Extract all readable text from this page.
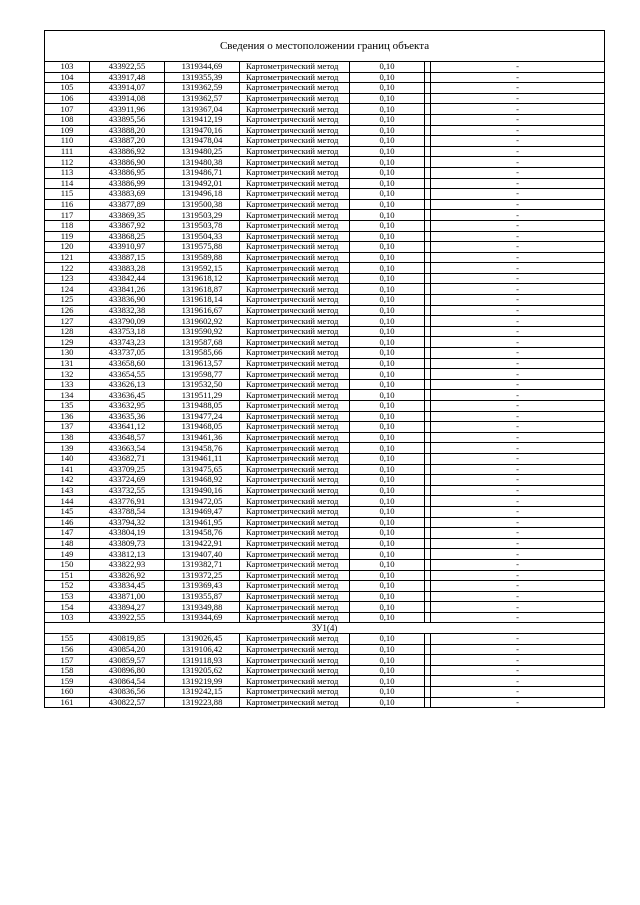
Сведения о местоположении границ объекта						
103	433922,55	1319344,69	Картометрический метод	0,10		-
104	433917,48	1319355,39	Картометрический метод	0,10		-
105	433914,07	1319362,59	Картометрический метод	0,10		-
106	433914,08	1319362,57	Картометрический метод	0,10		-
107	433911,96	1319367,04	Картометрический метод	0,10		-
108	433895,56	1319412,19	Картометрический метод	0,10		-
109	433888,20	1319470,16	Картометрический метод	0,10		-
110	433887,20	1319478,04	Картометрический метод	0,10		-
111	433886,92	1319480,25	Картометрический метод	0,10		-
112	433886,90	1319480,38	Картометрический метод	0,10		-
113	433886,95	1319486,71	Картометрический метод	0,10		-
114	433886,99	1319492,01	Картометрический метод	0,10		-
115	433883,69	1319496,18	Картометрический метод	0,10		-
116	433877,89	1319500,38	Картометрический метод	0,10		-
117	433869,35	1319503,29	Картометрический метод	0,10		-
118	433867,92	1319503,78	Картометрический метод	0,10		-
119	433868,25	1319504,33	Картометрический метод	0,10		-
120	433910,97	1319575,88	Картометрический метод	0,10		-
121	433887,15	1319589,88	Картометрический метод	0,10		-
122	433883,28	1319592,15	Картометрический метод	0,10		-
123	433842,44	1319618,12	Картометрический метод	0,10		-
124	433841,26	1319618,87	Картометрический метод	0,10		-
125	433836,90	1319618,14	Картометрический метод	0,10		-
126	433832,38	1319616,67	Картометрический метод	0,10		-
127	433790,09	1319602,92	Картометрический метод	0,10		-
128	433753,18	1319590,92	Картометрический метод	0,10		-
129	433743,23	1319587,68	Картометрический метод	0,10		-
130	433737,05	1319585,66	Картометрический метод	0,10		-
131	433658,60	1319613,57	Картометрический метод	0,10		-
132	433654,55	1319598,77	Картометрический метод	0,10		-
133	433626,13	1319532,50	Картометрический метод	0,10		-
134	433636,45	1319511,29	Картометрический метод	0,10		-
135	433632,95	1319488,05	Картометрический метод	0,10		-
136	433635,36	1319477,24	Картометрический метод	0,10		-
137	433641,12	1319468,05	Картометрический метод	0,10		-
138	433648,57	1319461,36	Картометрический метод	0,10		-
139	433663,54	1319458,76	Картометрический метод	0,10		-
140	433682,71	1319461,11	Картометрический метод	0,10		-
141	433709,25	1319475,65	Картометрический метод	0,10		-
142	433724,69	1319468,92	Картометрический метод	0,10		-
143	433732,55	1319490,16	Картометрический метод	0,10		-
144	433776,91	1319472,05	Картометрический метод	0,10		-
145	433788,54	1319469,47	Картометрический метод	0,10		-
146	433794,32	1319461,95	Картометрический метод	0,10		-
147	433804,19	1319458,76	Картометрический метод	0,10		-
148	433809,73	1319422,91	Картометрический метод	0,10		-
149	433812,13	1319407,40	Картометрический метод	0,10		-
150	433822,93	1319382,71	Картометрический метод	0,10		-
151	433826,92	1319372,25	Картометрический метод	0,10		-
152	433834,45	1319369,43	Картометрический метод	0,10		-
153	433871,00	1319355,87	Картометрический метод	0,10		-
154	433894,27	1319349,88	Картометрический метод	0,10		-
103	433922,55	1319344,69	Картометрический метод	0,10		-
ЗУ1(4)						
155	430819,85	1319026,45	Картометрический метод	0,10		-
156	430854,20	1319106,42	Картометрический метод	0,10		-
157	430859,57	1319118,93	Картометрический метод	0,10		-
158	430896,80	1319205,62	Картометрический метод	0,10		-
159	430864,54	1319219,99	Картометрический метод	0,10		-
160	430836,56	1319242,15	Картометрический метод	0,10		-
161	430822,57	1319223,88	Картометрический метод	0,10		-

========================

▸ The exercise
Retype the whole listing, keeping every line identical and omitting all pictures.

▸ Correct result
Extract all readable text from this page.
Сведения о местоположении границ объекта						
103	433922,55	1319344,69	Картометрический метод	0,10		-
104	433917,48	1319355,39	Картометрический метод	0,10		-
105	433914,07	1319362,59	Картометрический метод	0,10		-
106	433914,08	1319362,57	Картометрический метод	0,10		-
107	433911,96	1319367,04	Картометрический метод	0,10		-
108	433895,56	1319412,19	Картометрический метод	0,10		-
109	433888,20	1319470,16	Картометрический метод	0,10		-
110	433887,20	1319478,04	Картометрический метод	0,10		-
111	433886,92	1319480,25	Картометрический метод	0,10		-
112	433886,90	1319480,38	Картометрический метод	0,10		-
113	433886,95	1319486,71	Картометрический метод	0,10		-
114	433886,99	1319492,01	Картометрический метод	0,10		-
115	433883,69	1319496,18	Картометрический метод	0,10		-
116	433877,89	1319500,38	Картометрический метод	0,10		-
117	433869,35	1319503,29	Картометрический метод	0,10		-
118	433867,92	1319503,78	Картометрический метод	0,10		-
119	433868,25	1319504,33	Картометрический метод	0,10		-
120	433910,97	1319575,88	Картометрический метод	0,10		-
121	433887,15	1319589,88	Картометрический метод	0,10		-
122	433883,28	1319592,15	Картометрический метод	0,10		-
123	433842,44	1319618,12	Картометрический метод	0,10		-
124	433841,26	1319618,87	Картометрический метод	0,10		-
125	433836,90	1319618,14	Картометрический метод	0,10		-
126	433832,38	1319616,67	Картометрический метод	0,10		-
127	433790,09	1319602,92	Картометрический метод	0,10		-
128	433753,18	1319590,92	Картометрический метод	0,10		-
129	433743,23	1319587,68	Картометрический метод	0,10		-
130	433737,05	1319585,66	Картометрический метод	0,10		-
131	433658,60	1319613,57	Картометрический метод	0,10		-
132	433654,55	1319598,77	Картометрический метод	0,10		-
133	433626,13	1319532,50	Картометрический метод	0,10		-
134	433636,45	1319511,29	Картометрический метод	0,10		-
135	433632,95	1319488,05	Картометрический метод	0,10		-
136	433635,36	1319477,24	Картометрический метод	0,10		-
137	433641,12	1319468,05	Картометрический метод	0,10		-
138	433648,57	1319461,36	Картометрический метод	0,10		-
139	433663,54	1319458,76	Картометрический метод	0,10		-
140	433682,71	1319461,11	Картометрический метод	0,10		-
141	433709,25	1319475,65	Картометрический метод	0,10		-
142	433724,69	1319468,92	Картометрический метод	0,10		-
143	433732,55	1319490,16	Картометрический метод	0,10		-
144	433776,91	1319472,05	Картометрический метод	0,10		-
145	433788,54	1319469,47	Картометрический метод	0,10		-
146	433794,32	1319461,95	Картометрический метод	0,10		-
147	433804,19	1319458,76	Картометрический метод	0,10		-
148	433809,73	1319422,91	Картометрический метод	0,10		-
149	433812,13	1319407,40	Картометрический метод	0,10		-
150	433822,93	1319382,71	Картометрический метод	0,10		-
151	433826,92	1319372,25	Картометрический метод	0,10		-
152	433834,45	1319369,43	Картометрический метод	0,10		-
153	433871,00	1319355,87	Картометрический метод	0,10		-
154	433894,27	1319349,88	Картометрический метод	0,10		-
103	433922,55	1319344,69	Картометрический метод	0,10		-
ЗУ1(4)						
155	430819,85	1319026,45	Картометрический метод	0,10		-
156	430854,20	1319106,42	Картометрический метод	0,10		-
157	430859,57	1319118,93	Картометрический метод	0,10		-
158	430896,80	1319205,62	Картометрический метод	0,10		-
159	430864,54	1319219,99	Картометрический метод	0,10		-
160	430836,56	1319242,15	Картометрический метод	0,10		-
161	430822,57	1319223,88	Картометрический метод	0,10		-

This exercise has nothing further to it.